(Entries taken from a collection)
* * * * * * * * *

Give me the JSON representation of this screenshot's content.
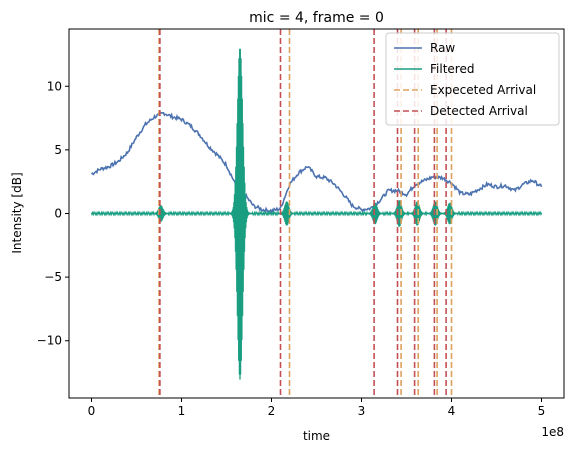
{
  "chart_data": {
    "type": "line",
    "title": "mic = 4, frame = 0",
    "xlabel": "time",
    "ylabel": "Intensity [dB]",
    "x_offset_label": "1e8",
    "xlim": [
      -2.5,
      52.5
    ],
    "ylim": [
      -14.5,
      14.5
    ],
    "x_ticks": [
      0,
      10,
      20,
      30,
      40,
      50
    ],
    "x_tick_labels": [
      "0",
      "1",
      "2",
      "3",
      "4",
      "5"
    ],
    "y_ticks": [
      -10,
      -5,
      0,
      5,
      10
    ],
    "y_tick_labels": [
      "−10",
      "−5",
      "0",
      "5",
      "10"
    ],
    "legend_position": "top-right",
    "series": [
      {
        "name": "Raw",
        "color": "#4c72b0",
        "x": [
          0,
          1,
          2,
          3,
          4,
          5,
          6,
          7,
          8,
          9,
          10,
          11,
          12,
          13,
          14,
          15,
          16,
          16.5,
          17,
          18,
          19,
          20,
          21,
          22,
          23,
          24,
          25,
          26,
          27,
          28,
          29,
          30,
          31,
          32,
          33,
          34,
          35,
          36,
          37,
          38,
          39,
          40,
          41,
          42,
          43,
          44,
          45,
          46,
          47,
          48,
          49,
          50
        ],
        "y": [
          3.1,
          3.5,
          3.7,
          4.1,
          4.8,
          6.0,
          7.0,
          7.6,
          7.9,
          7.6,
          7.4,
          6.9,
          6.2,
          5.3,
          4.6,
          3.8,
          2.3,
          1.2,
          1.5,
          0.6,
          0.3,
          0.2,
          0.4,
          2.3,
          3.2,
          3.7,
          2.9,
          2.8,
          2.3,
          1.5,
          0.6,
          0.3,
          0.4,
          1.0,
          1.8,
          1.8,
          1.5,
          2.3,
          2.6,
          2.9,
          2.8,
          2.4,
          1.6,
          1.5,
          1.9,
          2.3,
          2.1,
          2.2,
          1.8,
          2.3,
          2.6,
          2.1
        ]
      },
      {
        "name": "Filtered",
        "color": "#1a9e82",
        "baseline": 0.0,
        "bursts": [
          {
            "x": 7.7,
            "amp": 0.6
          },
          {
            "x": 16.5,
            "amp": 13.0
          },
          {
            "x": 21.7,
            "amp": 0.9
          },
          {
            "x": 31.5,
            "amp": 0.8
          },
          {
            "x": 34.2,
            "amp": 1.0
          },
          {
            "x": 36.2,
            "amp": 0.9
          },
          {
            "x": 38.2,
            "amp": 0.9
          },
          {
            "x": 39.8,
            "amp": 0.8
          }
        ]
      }
    ],
    "vlines": [
      {
        "name": "Expeceted Arrival",
        "color": "#dda15e",
        "x": [
          7.5,
          22.0,
          34.4,
          36.3,
          38.4,
          40.0
        ]
      },
      {
        "name": "Detected Arrival",
        "color": "#c44e52",
        "x": [
          7.6,
          21.0,
          31.4,
          34.0,
          35.9,
          38.1,
          39.4
        ]
      }
    ]
  }
}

* * * * * * * * *

Aim of the task
Transcribe the listing above verbatim. Omit the pictures.

Output below
Give me the JSON representation of this screenshot's content.
{
  "chart_data": {
    "type": "line",
    "title": "mic = 4, frame = 0",
    "xlabel": "time",
    "ylabel": "Intensity [dB]",
    "x_offset_label": "1e8",
    "xlim": [
      -2.5,
      52.5
    ],
    "ylim": [
      -14.5,
      14.5
    ],
    "x_ticks": [
      0,
      10,
      20,
      30,
      40,
      50
    ],
    "x_tick_labels": [
      "0",
      "1",
      "2",
      "3",
      "4",
      "5"
    ],
    "y_ticks": [
      -10,
      -5,
      0,
      5,
      10
    ],
    "y_tick_labels": [
      "−10",
      "−5",
      "0",
      "5",
      "10"
    ],
    "legend_position": "top-right",
    "series": [
      {
        "name": "Raw",
        "color": "#4c72b0",
        "x": [
          0,
          1,
          2,
          3,
          4,
          5,
          6,
          7,
          8,
          9,
          10,
          11,
          12,
          13,
          14,
          15,
          16,
          16.5,
          17,
          18,
          19,
          20,
          21,
          22,
          23,
          24,
          25,
          26,
          27,
          28,
          29,
          30,
          31,
          32,
          33,
          34,
          35,
          36,
          37,
          38,
          39,
          40,
          41,
          42,
          43,
          44,
          45,
          46,
          47,
          48,
          49,
          50
        ],
        "y": [
          3.1,
          3.5,
          3.7,
          4.1,
          4.8,
          6.0,
          7.0,
          7.6,
          7.9,
          7.6,
          7.4,
          6.9,
          6.2,
          5.3,
          4.6,
          3.8,
          2.3,
          1.2,
          1.5,
          0.6,
          0.3,
          0.2,
          0.4,
          2.3,
          3.2,
          3.7,
          2.9,
          2.8,
          2.3,
          1.5,
          0.6,
          0.3,
          0.4,
          1.0,
          1.8,
          1.8,
          1.5,
          2.3,
          2.6,
          2.9,
          2.8,
          2.4,
          1.6,
          1.5,
          1.9,
          2.3,
          2.1,
          2.2,
          1.8,
          2.3,
          2.6,
          2.1
        ]
      },
      {
        "name": "Filtered",
        "color": "#1a9e82",
        "baseline": 0.0,
        "bursts": [
          {
            "x": 7.7,
            "amp": 0.6
          },
          {
            "x": 16.5,
            "amp": 13.0
          },
          {
            "x": 21.7,
            "amp": 0.9
          },
          {
            "x": 31.5,
            "amp": 0.8
          },
          {
            "x": 34.2,
            "amp": 1.0
          },
          {
            "x": 36.2,
            "amp": 0.9
          },
          {
            "x": 38.2,
            "amp": 0.9
          },
          {
            "x": 39.8,
            "amp": 0.8
          }
        ]
      }
    ],
    "vlines": [
      {
        "name": "Expeceted Arrival",
        "color": "#dda15e",
        "x": [
          7.5,
          22.0,
          34.4,
          36.3,
          38.4,
          40.0
        ]
      },
      {
        "name": "Detected Arrival",
        "color": "#c44e52",
        "x": [
          7.6,
          21.0,
          31.4,
          34.0,
          35.9,
          38.1,
          39.4
        ]
      }
    ]
  }
}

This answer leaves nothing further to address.